*Data for this task*:
* Begin *

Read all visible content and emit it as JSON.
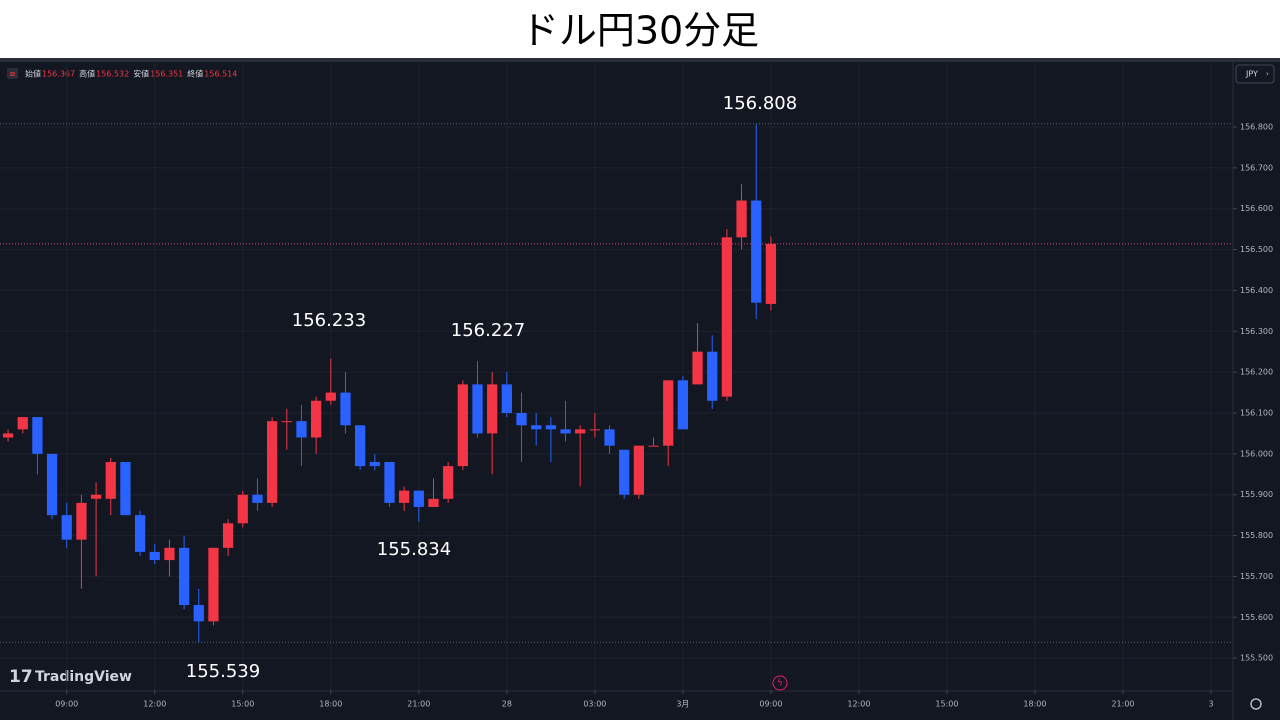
{
  "page_title": "ドル円30分足",
  "ohlc_legend": [
    {
      "label": "始値",
      "value": "156.367"
    },
    {
      "label": "高値",
      "value": "156.532"
    },
    {
      "label": "安値",
      "value": "156.351"
    },
    {
      "label": "終値",
      "value": "156.514"
    }
  ],
  "currency": "JPY",
  "brand": "TradingView",
  "chart_data": {
    "type": "candlestick",
    "up_color": "#f23645",
    "down_color": "#2962ff",
    "grid": true,
    "categories": [
      null,
      null,
      null,
      null,
      null,
      null,
      null,
      null,
      null,
      null,
      null,
      null,
      null,
      null,
      null,
      null,
      null,
      null,
      null,
      null,
      null,
      null,
      null,
      null,
      null,
      null,
      null,
      null,
      null,
      null,
      null,
      null,
      null,
      null,
      null,
      null,
      null,
      null,
      null,
      null,
      null,
      null,
      null,
      null,
      null,
      null,
      null,
      null,
      null,
      null,
      null,
      null,
      null
    ],
    "open": [
      156.04,
      156.06,
      156.09,
      156.0,
      155.85,
      155.79,
      155.89,
      155.89,
      155.98,
      155.85,
      155.76,
      155.74,
      155.77,
      155.63,
      155.59,
      155.77,
      155.83,
      155.9,
      155.88,
      156.08,
      156.08,
      156.04,
      156.13,
      156.15,
      156.07,
      155.98,
      155.98,
      155.88,
      155.91,
      155.87,
      155.89,
      155.97,
      156.17,
      156.05,
      156.17,
      156.1,
      156.07,
      156.07,
      156.06,
      156.05,
      156.06,
      156.06,
      156.01,
      155.9,
      156.02,
      156.02,
      156.18,
      156.17,
      156.25,
      156.14,
      156.53,
      156.62,
      156.367
    ],
    "high": [
      156.06,
      156.09,
      156.09,
      156.0,
      155.88,
      155.9,
      155.93,
      155.99,
      155.98,
      155.86,
      155.78,
      155.79,
      155.8,
      155.67,
      155.77,
      155.84,
      155.91,
      155.94,
      156.09,
      156.11,
      156.12,
      156.14,
      156.233,
      156.2,
      156.07,
      156.0,
      155.98,
      155.92,
      155.91,
      155.94,
      155.98,
      156.18,
      156.227,
      156.2,
      156.2,
      156.15,
      156.1,
      156.09,
      156.13,
      156.07,
      156.1,
      156.07,
      156.01,
      156.02,
      156.04,
      156.18,
      156.19,
      156.32,
      156.29,
      156.55,
      156.66,
      156.808,
      156.532
    ],
    "low": [
      156.03,
      156.05,
      155.95,
      155.84,
      155.77,
      155.67,
      155.7,
      155.85,
      155.85,
      155.75,
      155.73,
      155.7,
      155.62,
      155.539,
      155.58,
      155.75,
      155.82,
      155.86,
      155.87,
      156.01,
      155.97,
      156.0,
      156.12,
      156.05,
      155.96,
      155.96,
      155.87,
      155.86,
      155.834,
      155.87,
      155.88,
      155.96,
      156.04,
      155.95,
      156.09,
      155.98,
      156.02,
      155.98,
      156.03,
      155.92,
      156.04,
      156.0,
      155.89,
      155.89,
      156.02,
      155.97,
      156.06,
      156.17,
      156.11,
      156.13,
      156.5,
      156.33,
      156.351
    ],
    "close": [
      156.05,
      156.09,
      156.0,
      155.85,
      155.79,
      155.88,
      155.9,
      155.98,
      155.85,
      155.76,
      155.74,
      155.77,
      155.63,
      155.59,
      155.77,
      155.83,
      155.9,
      155.88,
      156.08,
      156.08,
      156.04,
      156.13,
      156.15,
      156.07,
      155.97,
      155.97,
      155.88,
      155.91,
      155.87,
      155.89,
      155.97,
      156.17,
      156.05,
      156.17,
      156.1,
      156.07,
      156.06,
      156.06,
      156.05,
      156.06,
      156.06,
      156.02,
      155.9,
      156.02,
      156.02,
      156.18,
      156.06,
      156.25,
      156.13,
      156.53,
      156.62,
      156.37,
      156.514
    ],
    "annotations": [
      "156.808",
      "156.233",
      "156.227",
      "155.834",
      "155.539"
    ],
    "xlim": [
      -0.55,
      83.5
    ],
    "xticks": [
      {
        "value": 4,
        "label": "09:00"
      },
      {
        "value": 10,
        "label": "12:00"
      },
      {
        "value": 16,
        "label": "15:00"
      },
      {
        "value": 22,
        "label": "18:00"
      },
      {
        "value": 28,
        "label": "21:00"
      },
      {
        "value": 34,
        "label": "28"
      },
      {
        "value": 40,
        "label": "03:00"
      },
      {
        "value": 46,
        "label": "3月"
      },
      {
        "value": 52,
        "label": "09:00"
      },
      {
        "value": 58,
        "label": "12:00"
      },
      {
        "value": 64,
        "label": "15:00"
      },
      {
        "value": 70,
        "label": "18:00"
      },
      {
        "value": 76,
        "label": "21:00"
      },
      {
        "value": 82,
        "label": "3"
      }
    ],
    "ylim": [
      155.422,
      156.964
    ],
    "yticks": [
      {
        "value": 155.5,
        "label": "155.500"
      },
      {
        "value": 155.6,
        "label": "155.600"
      },
      {
        "value": 155.7,
        "label": "155.700"
      },
      {
        "value": 155.8,
        "label": "155.800"
      },
      {
        "value": 155.9,
        "label": "155.900"
      },
      {
        "value": 156.0,
        "label": "156.000"
      },
      {
        "value": 156.1,
        "label": "156.100"
      },
      {
        "value": 156.2,
        "label": "156.200"
      },
      {
        "value": 156.3,
        "label": "156.300"
      },
      {
        "value": 156.4,
        "label": "156.400"
      },
      {
        "value": 156.5,
        "label": "156.500"
      },
      {
        "value": 156.6,
        "label": "156.600"
      },
      {
        "value": 156.7,
        "label": "156.700"
      },
      {
        "value": 156.8,
        "label": "156.800"
      }
    ]
  }
}
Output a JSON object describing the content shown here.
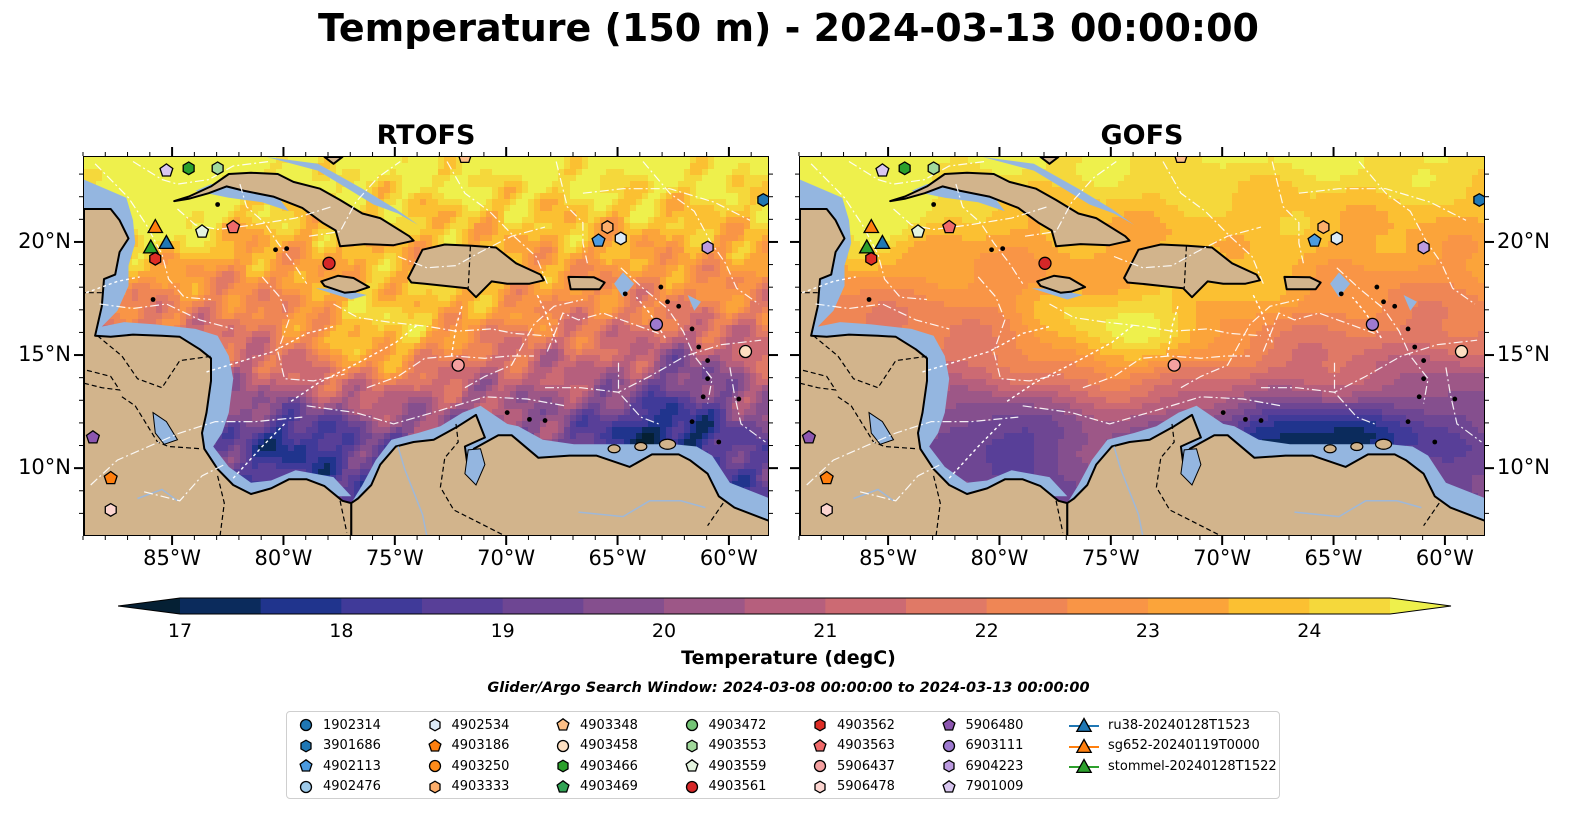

* End *

*Written task*:
Without the pictures, return the entries exactly as they appear.

*Correct output*:
Read all visible content and emit it as JSON.
{
  "page_title": "ドル円30分足",
  "ohlc_legend": [
    {
      "label": "始値",
      "value": "156.367"
    },
    {
      "label": "高値",
      "value": "156.532"
    },
    {
      "label": "安値",
      "value": "156.351"
    },
    {
      "label": "終値",
      "value": "156.514"
    }
  ],
  "currency": "JPY",
  "brand": "TradingView",
  "chart_data": {
    "type": "candlestick",
    "up_color": "#f23645",
    "down_color": "#2962ff",
    "grid": true,
    "categories": [
      null,
      null,
      null,
      null,
      null,
      null,
      null,
      null,
      null,
      null,
      null,
      null,
      null,
      null,
      null,
      null,
      null,
      null,
      null,
      null,
      null,
      null,
      null,
      null,
      null,
      null,
      null,
      null,
      null,
      null,
      null,
      null,
      null,
      null,
      null,
      null,
      null,
      null,
      null,
      null,
      null,
      null,
      null,
      null,
      null,
      null,
      null,
      null,
      null,
      null,
      null,
      null,
      null
    ],
    "open": [
      156.04,
      156.06,
      156.09,
      156.0,
      155.85,
      155.79,
      155.89,
      155.89,
      155.98,
      155.85,
      155.76,
      155.74,
      155.77,
      155.63,
      155.59,
      155.77,
      155.83,
      155.9,
      155.88,
      156.08,
      156.08,
      156.04,
      156.13,
      156.15,
      156.07,
      155.98,
      155.98,
      155.88,
      155.91,
      155.87,
      155.89,
      155.97,
      156.17,
      156.05,
      156.17,
      156.1,
      156.07,
      156.07,
      156.06,
      156.05,
      156.06,
      156.06,
      156.01,
      155.9,
      156.02,
      156.02,
      156.18,
      156.17,
      156.25,
      156.14,
      156.53,
      156.62,
      156.367
    ],
    "high": [
      156.06,
      156.09,
      156.09,
      156.0,
      155.88,
      155.9,
      155.93,
      155.99,
      155.98,
      155.86,
      155.78,
      155.79,
      155.8,
      155.67,
      155.77,
      155.84,
      155.91,
      155.94,
      156.09,
      156.11,
      156.12,
      156.14,
      156.233,
      156.2,
      156.07,
      156.0,
      155.98,
      155.92,
      155.91,
      155.94,
      155.98,
      156.18,
      156.227,
      156.2,
      156.2,
      156.15,
      156.1,
      156.09,
      156.13,
      156.07,
      156.1,
      156.07,
      156.01,
      156.02,
      156.04,
      156.18,
      156.19,
      156.32,
      156.29,
      156.55,
      156.66,
      156.808,
      156.532
    ],
    "low": [
      156.03,
      156.05,
      155.95,
      155.84,
      155.77,
      155.67,
      155.7,
      155.85,
      155.85,
      155.75,
      155.73,
      155.7,
      155.62,
      155.539,
      155.58,
      155.75,
      155.82,
      155.86,
      155.87,
      156.01,
      155.97,
      156.0,
      156.12,
      156.05,
      155.96,
      155.96,
      155.87,
      155.86,
      155.834,
      155.87,
      155.88,
      155.96,
      156.04,
      155.95,
      156.09,
      155.98,
      156.02,
      155.98,
      156.03,
      155.92,
      156.04,
      156.0,
      155.89,
      155.89,
      156.02,
      155.97,
      156.06,
      156.17,
      156.11,
      156.13,
      156.5,
      156.33,
      156.351
    ],
    "close": [
      156.05,
      156.09,
      156.0,
      155.85,
      155.79,
      155.88,
      155.9,
      155.98,
      155.85,
      155.76,
      155.74,
      155.77,
      155.63,
      155.59,
      155.77,
      155.83,
      155.9,
      155.88,
      156.08,
      156.08,
      156.04,
      156.13,
      156.15,
      156.07,
      155.97,
      155.97,
      155.88,
      155.91,
      155.87,
      155.89,
      155.97,
      156.17,
      156.05,
      156.17,
      156.1,
      156.07,
      156.06,
      156.06,
      156.05,
      156.06,
      156.06,
      156.02,
      155.9,
      156.02,
      156.02,
      156.18,
      156.06,
      156.25,
      156.13,
      156.53,
      156.62,
      156.37,
      156.514
    ],
    "annotations": [
      "156.808",
      "156.233",
      "156.227",
      "155.834",
      "155.539"
    ],
    "xlim": [
      -0.55,
      83.5
    ],
    "xticks": [
      {
        "value": 4,
        "label": "09:00"
      },
      {
        "value": 10,
        "label": "12:00"
      },
      {
        "value": 16,
        "label": "15:00"
      },
      {
        "value": 22,
        "label": "18:00"
      },
      {
        "value": 28,
        "label": "21:00"
      },
      {
        "value": 34,
        "label": "28"
      },
      {
        "value": 40,
        "label": "03:00"
      },
      {
        "value": 46,
        "label": "3月"
      },
      {
        "value": 52,
        "label": "09:00"
      },
      {
        "value": 58,
        "label": "12:00"
      },
      {
        "value": 64,
        "label": "15:00"
      },
      {
        "value": 70,
        "label": "18:00"
      },
      {
        "value": 76,
        "label": "21:00"
      },
      {
        "value": 82,
        "label": "3"
      }
    ],
    "ylim": [
      155.422,
      156.964
    ],
    "yticks": [
      {
        "value": 155.5,
        "label": "155.500"
      },
      {
        "value": 155.6,
        "label": "155.600"
      },
      {
        "value": 155.7,
        "label": "155.700"
      },
      {
        "value": 155.8,
        "label": "155.800"
      },
      {
        "value": 155.9,
        "label": "155.900"
      },
      {
        "value": 156.0,
        "label": "156.000"
      },
      {
        "value": 156.1,
        "label": "156.100"
      },
      {
        "value": 156.2,
        "label": "156.200"
      },
      {
        "value": 156.3,
        "label": "156.300"
      },
      {
        "value": 156.4,
        "label": "156.400"
      },
      {
        "value": 156.5,
        "label": "156.500"
      },
      {
        "value": 156.6,
        "label": "156.600"
      },
      {
        "value": 156.7,
        "label": "156.700"
      },
      {
        "value": 156.8,
        "label": "156.800"
      }
    ]
  }
}
Output a JSON object describing the content shown here.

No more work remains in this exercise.